> [WHAT IS BEING ASKED]
The records below are to be repeated in full, exactly as they are.
begin PROVIDED INFORMATION
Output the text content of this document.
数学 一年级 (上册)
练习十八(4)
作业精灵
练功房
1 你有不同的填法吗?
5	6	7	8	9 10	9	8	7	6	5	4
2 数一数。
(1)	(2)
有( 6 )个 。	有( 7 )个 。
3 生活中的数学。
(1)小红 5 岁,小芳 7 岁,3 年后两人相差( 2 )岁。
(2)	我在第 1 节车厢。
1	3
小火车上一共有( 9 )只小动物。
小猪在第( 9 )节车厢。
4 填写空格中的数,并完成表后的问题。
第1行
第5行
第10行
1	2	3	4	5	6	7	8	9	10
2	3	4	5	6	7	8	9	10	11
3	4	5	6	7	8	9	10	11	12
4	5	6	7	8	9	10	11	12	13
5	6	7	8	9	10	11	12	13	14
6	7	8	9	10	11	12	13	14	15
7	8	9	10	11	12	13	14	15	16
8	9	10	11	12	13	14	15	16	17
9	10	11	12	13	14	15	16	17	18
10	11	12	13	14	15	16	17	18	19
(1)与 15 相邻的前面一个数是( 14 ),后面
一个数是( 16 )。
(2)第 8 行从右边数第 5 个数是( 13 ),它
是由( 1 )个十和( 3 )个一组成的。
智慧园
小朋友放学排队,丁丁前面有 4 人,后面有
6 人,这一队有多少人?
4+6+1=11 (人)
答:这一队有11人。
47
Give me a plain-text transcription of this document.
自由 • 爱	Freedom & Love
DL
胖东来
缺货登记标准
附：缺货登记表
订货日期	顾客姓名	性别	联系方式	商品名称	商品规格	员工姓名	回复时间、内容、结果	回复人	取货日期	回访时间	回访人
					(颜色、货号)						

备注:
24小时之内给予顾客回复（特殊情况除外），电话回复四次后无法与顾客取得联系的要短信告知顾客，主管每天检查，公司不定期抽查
end PROVIDED INFORMATION
> [CORRECT ANSWER]
Output the text content of this document.
数学 一年级 (上册)
练习十八(4)
作业精灵
练功房
1 你有不同的填法吗?
5	6	7	8	9 10	9	8	7	6	5	4
2 数一数。
(1)	(2)
有( 6 )个 。	有( 7 )个 。
3 生活中的数学。
(1)小红 5 岁,小芳 7 岁,3 年后两人相差( 2 )岁。
(2)	我在第 1 节车厢。
1	3
小火车上一共有( 9 )只小动物。
小猪在第( 9 )节车厢。
4 填写空格中的数,并完成表后的问题。
第1行
第5行
第10行
1	2	3	4	5	6	7	8	9	10
2	3	4	5	6	7	8	9	10	11
3	4	5	6	7	8	9	10	11	12
4	5	6	7	8	9	10	11	12	13
5	6	7	8	9	10	11	12	13	14
6	7	8	9	10	11	12	13	14	15
7	8	9	10	11	12	13	14	15	16
8	9	10	11	12	13	14	15	16	17
9	10	11	12	13	14	15	16	17	18
10	11	12	13	14	15	16	17	18	19
(1)与 15 相邻的前面一个数是( 14 ),后面
一个数是( 16 )。
(2)第 8 行从右边数第 5 个数是( 13 ),它
是由( 1 )个十和( 3 )个一组成的。
智慧园
小朋友放学排队,丁丁前面有 4 人,后面有
6 人,这一队有多少人?
4+6+1=11 (人)
答:这一队有11人。
47
Give me a plain-text transcription of this document.
自由 • 爱	Freedom & Love
DL
胖东来
缺货登记标准
附：缺货登记表
订货日期	顾客姓名	性别	联系方式	商品名称	商品规格	员工姓名	回复时间、内容、结果	回复人	取货日期	回访时间	回访人
					(颜色、货号)						

备注:
24小时之内给予顾客回复（特殊情况除外），电话回复四次后无法与顾客取得联系的要短信告知顾客，主管每天检查，公司不定期抽查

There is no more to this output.